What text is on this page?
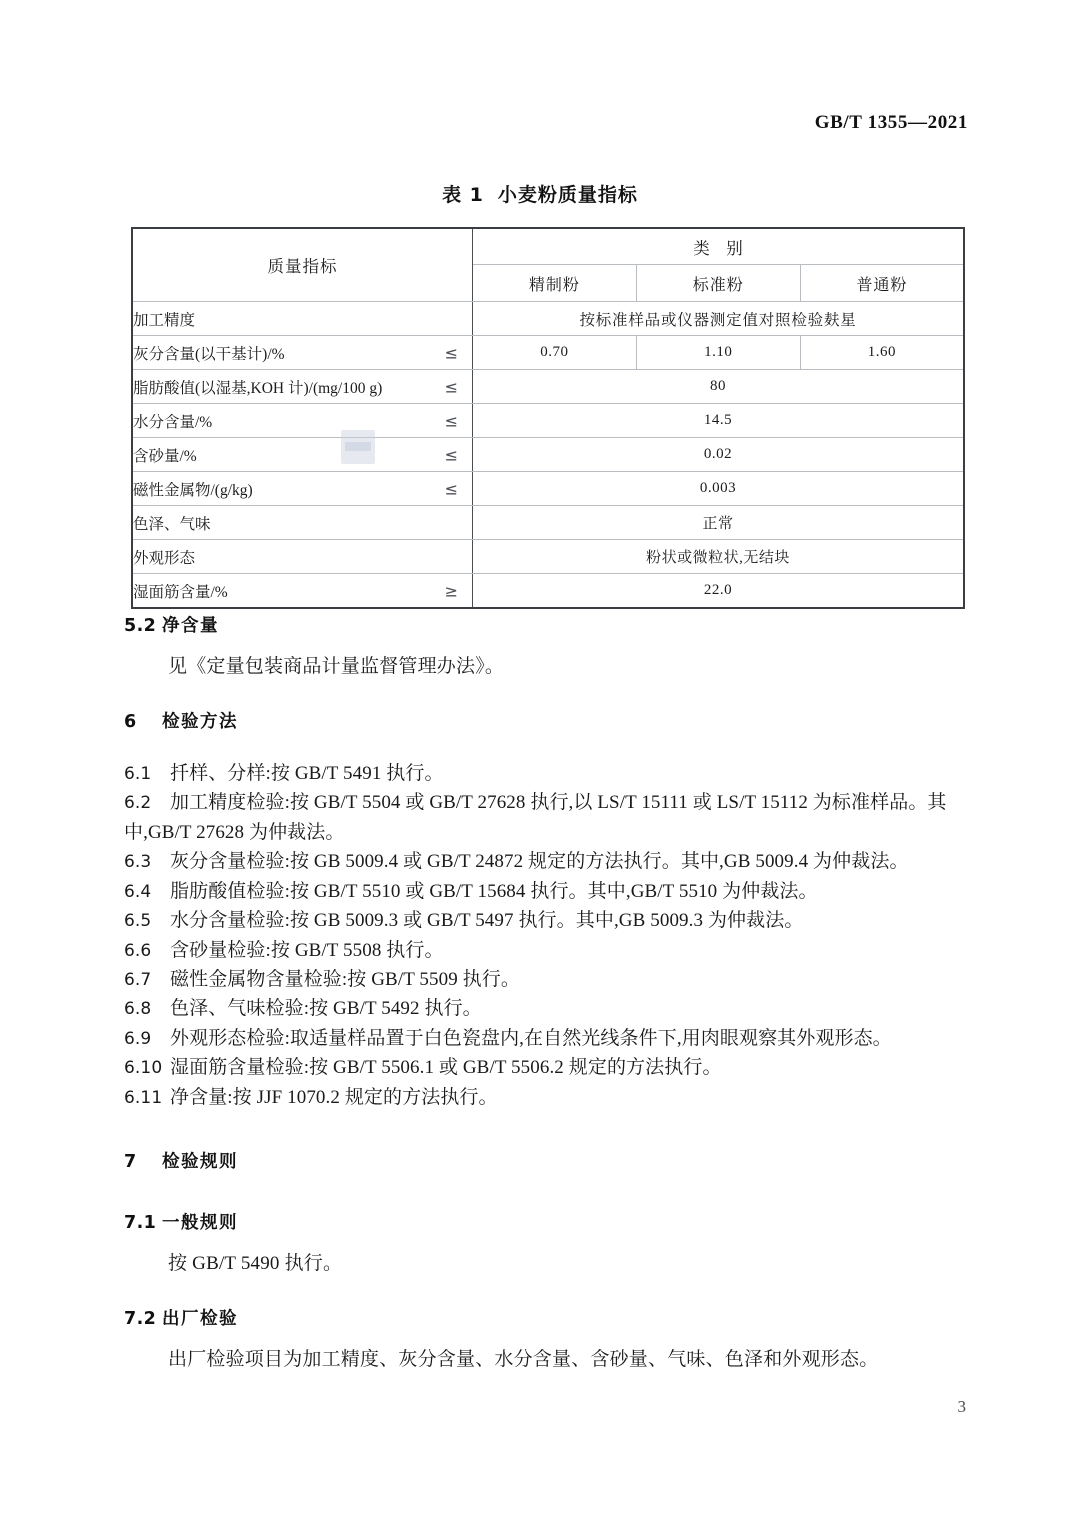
GB/T 1355—2021
表 1 小麦粉质量指标
质量指标	类　别		
	精制粉	标准粉	普通粉
加工精度	按标准样品或仪器测定值对照检验麸星		
灰分含量(以干基计)/% ≤	0.70	1.10	1.60
脂肪酸值(以湿基,KOH 计)/(mg/100 g) ≤	80		
水分含量/% ≤	14.5		
含砂量/% ≤	0.02		
磁性金属物/(g/kg) ≤	0.003		
色泽、气味	正常		
外观形态	粉状或微粒状,无结块		
湿面筋含量/% ≥	22.0		
5.2 净含量
见《定量包装商品计量监督管理办法》。
6 检验方法
6.1 扦样、分样:按 GB/T 5491 执行。
6.2 加工精度检验:按 GB/T 5504 或 GB/T 27628 执行,以 LS/T 15111 或 LS/T 15112 为标准样品。其中,GB/T 27628 为仲裁法。
6.3 灰分含量检验:按 GB 5009.4 或 GB/T 24872 规定的方法执行。其中,GB 5009.4 为仲裁法。
6.4 脂肪酸值检验:按 GB/T 5510 或 GB/T 15684 执行。其中,GB/T 5510 为仲裁法。
6.5 水分含量检验:按 GB 5009.3 或 GB/T 5497 执行。其中,GB 5009.3 为仲裁法。
6.6 含砂量检验:按 GB/T 5508 执行。
6.7 磁性金属物含量检验:按 GB/T 5509 执行。
6.8 色泽、气味检验:按 GB/T 5492 执行。
6.9 外观形态检验:取适量样品置于白色瓷盘内,在自然光线条件下,用肉眼观察其外观形态。
6.10 湿面筋含量检验:按 GB/T 5506.1 或 GB/T 5506.2 规定的方法执行。
6.11 净含量:按 JJF 1070.2 规定的方法执行。
7 检验规则
7.1 一般规则
按 GB/T 5490 执行。
7.2 出厂检验
出厂检验项目为加工精度、灰分含量、水分含量、含砂量、气味、色泽和外观形态。
3
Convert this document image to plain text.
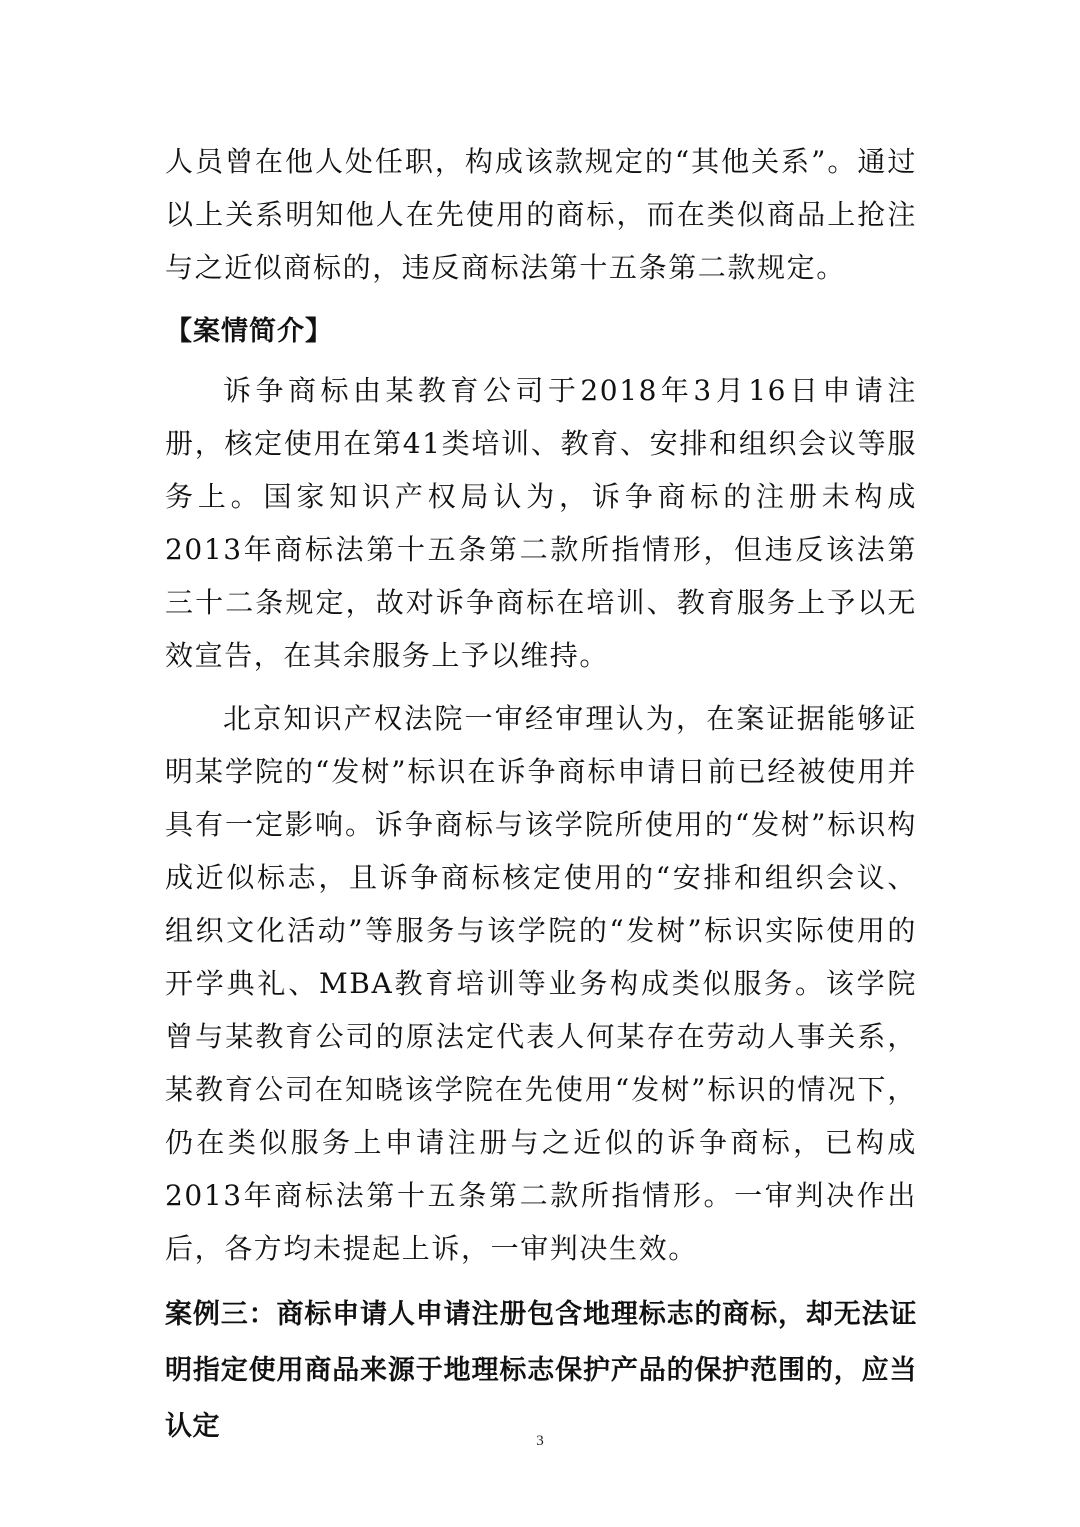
人员曾在他人处任职，构成该款规定的“其他关系”。通过以上关系明知他人在先使用的商标，而在类似商品上抢注与之近似商标的，违反商标法第十五条第二款规定。

【案情简介】

诉争商标由某教育公司于2018年3月16日申请注册，核定使用在第41类培训、教育、安排和组织会议等服务上。国家知识产权局认为，诉争商标的注册未构成2013年商标法第十五条第二款所指情形，但违反该法第三十二条规定，故对诉争商标在培训、教育服务上予以无效宣告，在其余服务上予以维持。

北京知识产权法院一审经审理认为，在案证据能够证明某学院的“发树”标识在诉争商标申请日前已经被使用并具有一定影响。诉争商标与该学院所使用的“发树”标识构成近似标志，且诉争商标核定使用的“安排和组织会议、组织文化活动”等服务与该学院的“发树”标识实际使用的开学典礼、MBA教育培训等业务构成类似服务。该学院曾与某教育公司的原法定代表人何某存在劳动人事关系，某教育公司在知晓该学院在先使用“发树”标识的情况下，仍在类似服务上申请注册与之近似的诉争商标，已构成2013年商标法第十五条第二款所指情形。一审判决作出后，各方均未提起上诉，一审判决生效。

案例三：商标申请人申请注册包含地理标志的商标，却无法证明指定使用商品来源于地理标志保护产品的保护范围的，应当认定	3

────────────────────

◆ **Job**
Retype word for word the span of lines above that begins with the line containing "Convert this document image to plain text." and ends with the last line of the records; skip all pictures.

◆ **Written solution**
Convert this document image to plain text.
人员曾在他人处任职，构成该款规定的“其他关系”。通过以上关系明知他人在先使用的商标，而在类似商品上抢注与之近似商标的，违反商标法第十五条第二款规定。

【案情简介】

诉争商标由某教育公司于2018年3月16日申请注册，核定使用在第41类培训、教育、安排和组织会议等服务上。国家知识产权局认为，诉争商标的注册未构成2013年商标法第十五条第二款所指情形，但违反该法第三十二条规定，故对诉争商标在培训、教育服务上予以无效宣告，在其余服务上予以维持。

北京知识产权法院一审经审理认为，在案证据能够证明某学院的“发树”标识在诉争商标申请日前已经被使用并具有一定影响。诉争商标与该学院所使用的“发树”标识构成近似标志，且诉争商标核定使用的“安排和组织会议、组织文化活动”等服务与该学院的“发树”标识实际使用的开学典礼、MBA教育培训等业务构成类似服务。该学院曾与某教育公司的原法定代表人何某存在劳动人事关系，某教育公司在知晓该学院在先使用“发树”标识的情况下，仍在类似服务上申请注册与之近似的诉争商标，已构成2013年商标法第十五条第二款所指情形。一审判决作出后，各方均未提起上诉，一审判决生效。

案例三：商标申请人申请注册包含地理标志的商标，却无法证明指定使用商品来源于地理标志保护产品的保护范围的，应当认定	3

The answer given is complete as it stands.